WORK TO BE COMPLETED:
Copy each of the entries below faithfully, setting aside any pictures.

□ □ □

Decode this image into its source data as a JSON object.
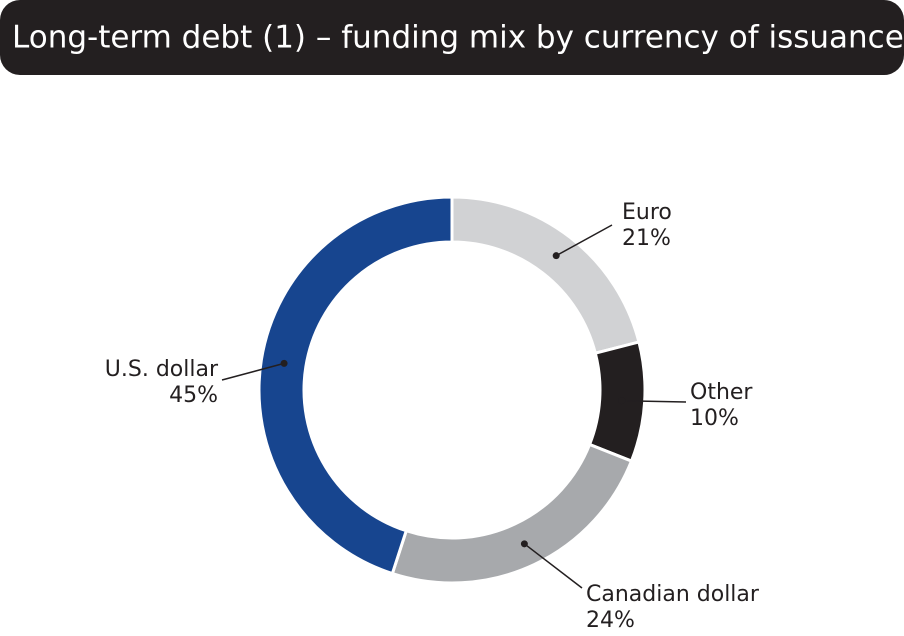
{
  "chart_data": {
    "type": "pie",
    "title": "Long-term debt (1) – funding mix by currency of issuance",
    "categories": [
      "Euro",
      "Other",
      "Canadian dollar",
      "U.S. dollar"
    ],
    "values": [
      21,
      10,
      24,
      45
    ],
    "value_labels": [
      "21%",
      "10%",
      "24%",
      "45%"
    ],
    "colors": [
      "#d1d2d4",
      "#231f20",
      "#a7a9ac",
      "#17458f"
    ]
  }
}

□ □ □

ANSWER TO THIS PROBLEM:
Decode this image into its source data as a JSON object.
{
  "chart_data": {
    "type": "pie",
    "title": "Long-term debt (1) – funding mix by currency of issuance",
    "categories": [
      "Euro",
      "Other",
      "Canadian dollar",
      "U.S. dollar"
    ],
    "values": [
      21,
      10,
      24,
      45
    ],
    "value_labels": [
      "21%",
      "10%",
      "24%",
      "45%"
    ],
    "colors": [
      "#d1d2d4",
      "#231f20",
      "#a7a9ac",
      "#17458f"
    ]
  }
}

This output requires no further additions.